> **What you are asked to do**:
From the entries that follow, gather each line holding the word "областью".

> **Raw data**:
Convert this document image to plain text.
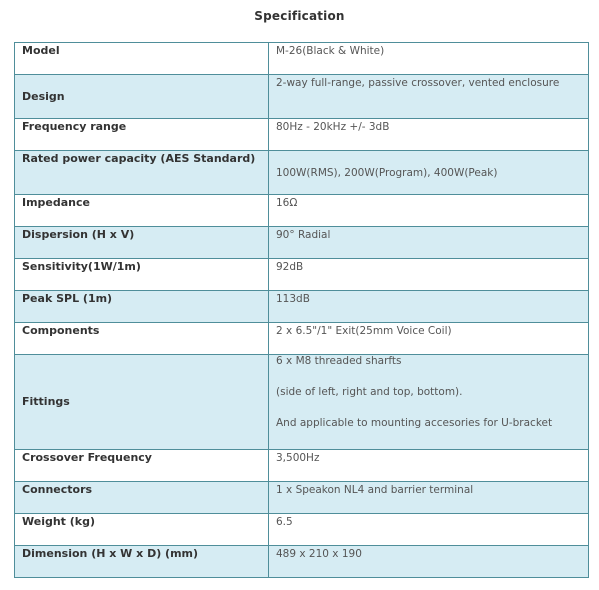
Specification
Model	M-26(Black & White)
Design	2-way full-range, passive crossover, vented enclosure
Frequency range	80Hz - 20kHz +/- 3dB
Rated power capacity (AES Standard)	100W(RMS), 200W(Program), 400W(Peak)
Impedance	16Ω
Dispersion (H x V)	90° Radial
Sensitivity(1W/1m)	92dB
Peak SPL (1m)	113dB
Components	2 x 6.5"/1" Exit(25mm Voice Coil)
Fittings	6 x M8 threaded sharfts
(side of left, right and top, bottom).
And applicable to mounting accesories for U-bracket

Crossover Frequency	3,500Hz
Connectors	1 x Speakon NL4 and barrier terminal
Weight (kg)	6.5
Dimension (H x W x D) (mm)	489 x 210 x 190
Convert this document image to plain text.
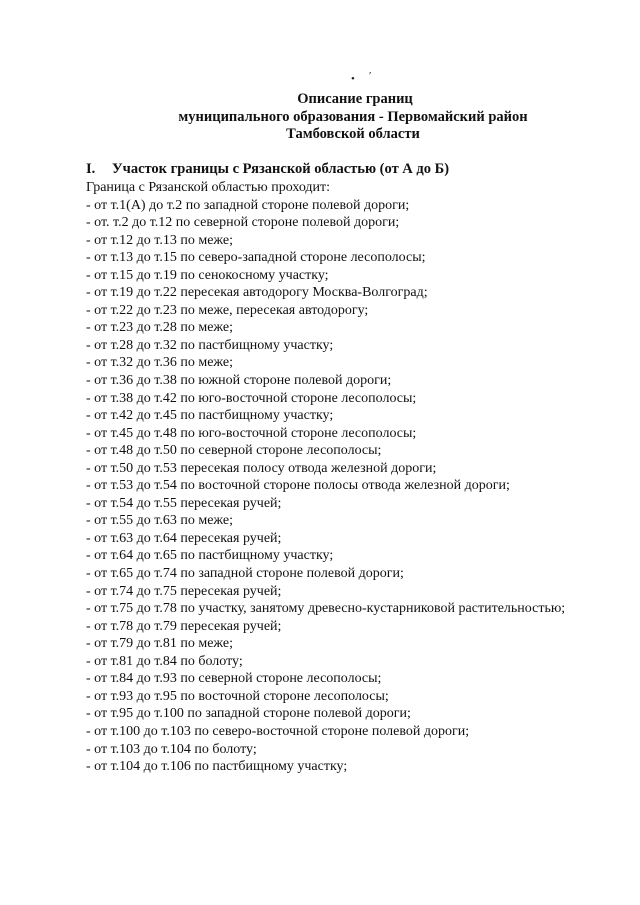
• ′
Описание границ
муниципального образования - Первомайский район
Тамбовской области
I. Участок границы с Рязанской областью (от А до Б)
Граница с Рязанской областью проходит:
- от т.1(А) до т.2 по западной стороне полевой дороги;
- от. т.2 до т.12 по северной стороне полевой дороги;
- от т.12 до т.13 по меже;
- от т.13 до т.15 по северо-западной стороне лесополосы;
- от т.15 до т.19 по сенокосному участку;
- от т.19 до т.22 пересекая автодорогу Москва-Волгоград;
- от т.22 до т.23 по меже, пересекая автодорогу;
- от т.23 до т.28 по меже;
- от т.28 до т.32 по пастбищному участку;
- от т.32 до т.36 по меже;
- от т.36 до т.38 по южной стороне полевой дороги;
- от т.38 до т.42 по юго-восточной стороне лесополосы;
- от т.42 до т.45 по пастбищному участку;
- от т.45 до т.48 по юго-восточной стороне лесополосы;
- от т.48 до т.50 по северной стороне лесополосы;
- от т.50 до т.53 пересекая полосу отвода железной дороги;
- от т.53 до т.54 по восточной стороне полосы отвода железной дороги;
- от т.54 до т.55 пересекая ручей;
- от т.55 до т.63 по меже;
- от т.63 до т.64 пересекая ручей;
- от т.64 до т.65 по пастбищному участку;
- от т.65 до т.74 по западной стороне полевой дороги;
- от т.74 до т.75 пересекая ручей;
- от т.75 до т.78 по участку, занятому древесно-кустарниковой растительностью;
- от т.78 до т.79 пересекая ручей;
- от т.79 до т.81 по меже;
- от т.81 до т.84 по болоту;
- от т.84 до т.93 по северной стороне лесополосы;
- от т.93 до т.95 по восточной стороне лесополосы;
- от т.95 до т.100 по западной стороне полевой дороги;
- от т.100 до т.103 по северо-восточной стороне полевой дороги;
- от т.103 до т.104 по болоту;
- от т.104 до т.106 по пастбищному участку;
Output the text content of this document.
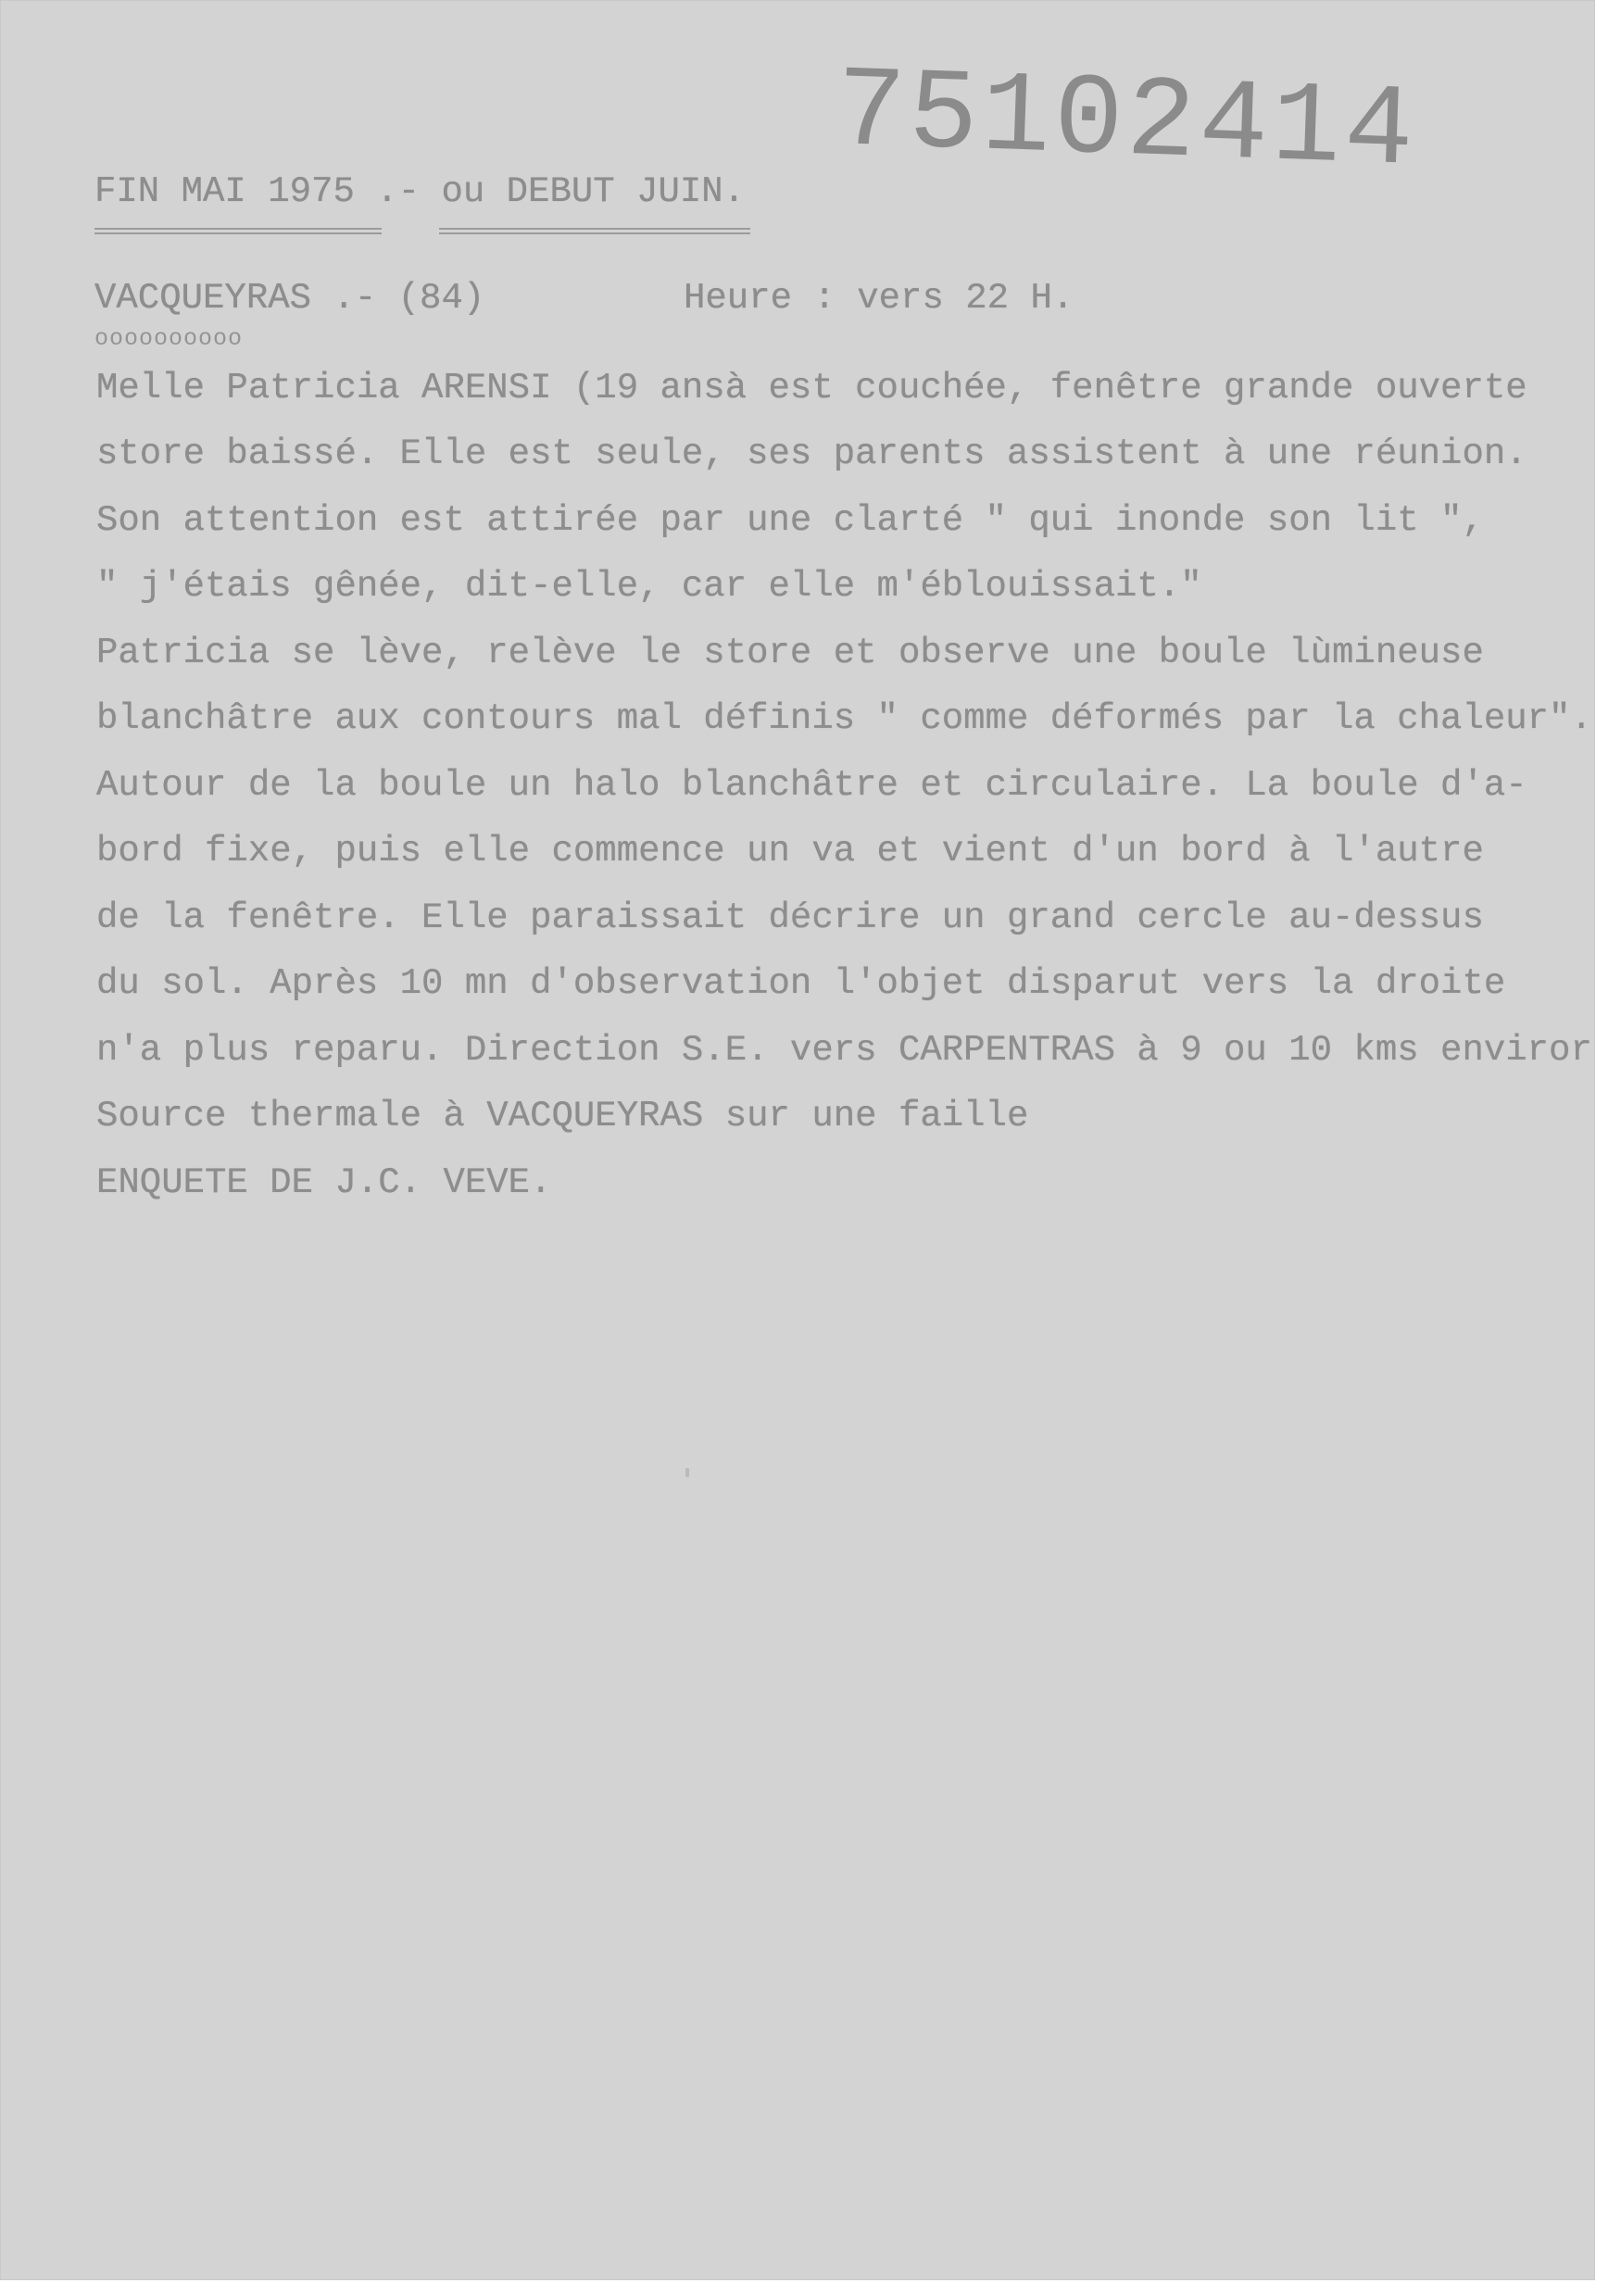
75102414
FIN MAI 1975 .- ou DEBUT JUIN.
VACQUEYRAS .- (84)	Heure : vers 22 H.
oooooooooo
Melle Patricia ARENSI (19 ansà est couchée, fenêtre grande ouverte
store baissé. Elle est seule, ses parents assistent à une réunion.
Son attention est attirée par une clarté " qui inonde son lit ",
" j'étais gênée, dit-elle, car elle m'éblouissait."
Patricia se lève, relève le store et observe une boule lùmineuse
blanchâtre aux contours mal définis " comme déformés par la chaleur".
Autour de la boule un halo blanchâtre et circulaire. La boule d'a-
bord fixe, puis elle commence un va et vient d'un bord à l'autre
de la fenêtre. Elle paraissait décrire un grand cercle au-dessus
du sol. Après 10 mn d'observation l'objet disparut vers la droite
n'a plus reparu. Direction S.E. vers CARPENTRAS à 9 ou 10 kms enviror
Source thermale à VACQUEYRAS sur une faille
ENQUETE DE J.C. VEVE.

> **Correct result**:
I. Участок границы с Рязанской областью (от А до Б)
Граница с Рязанской областью проходит:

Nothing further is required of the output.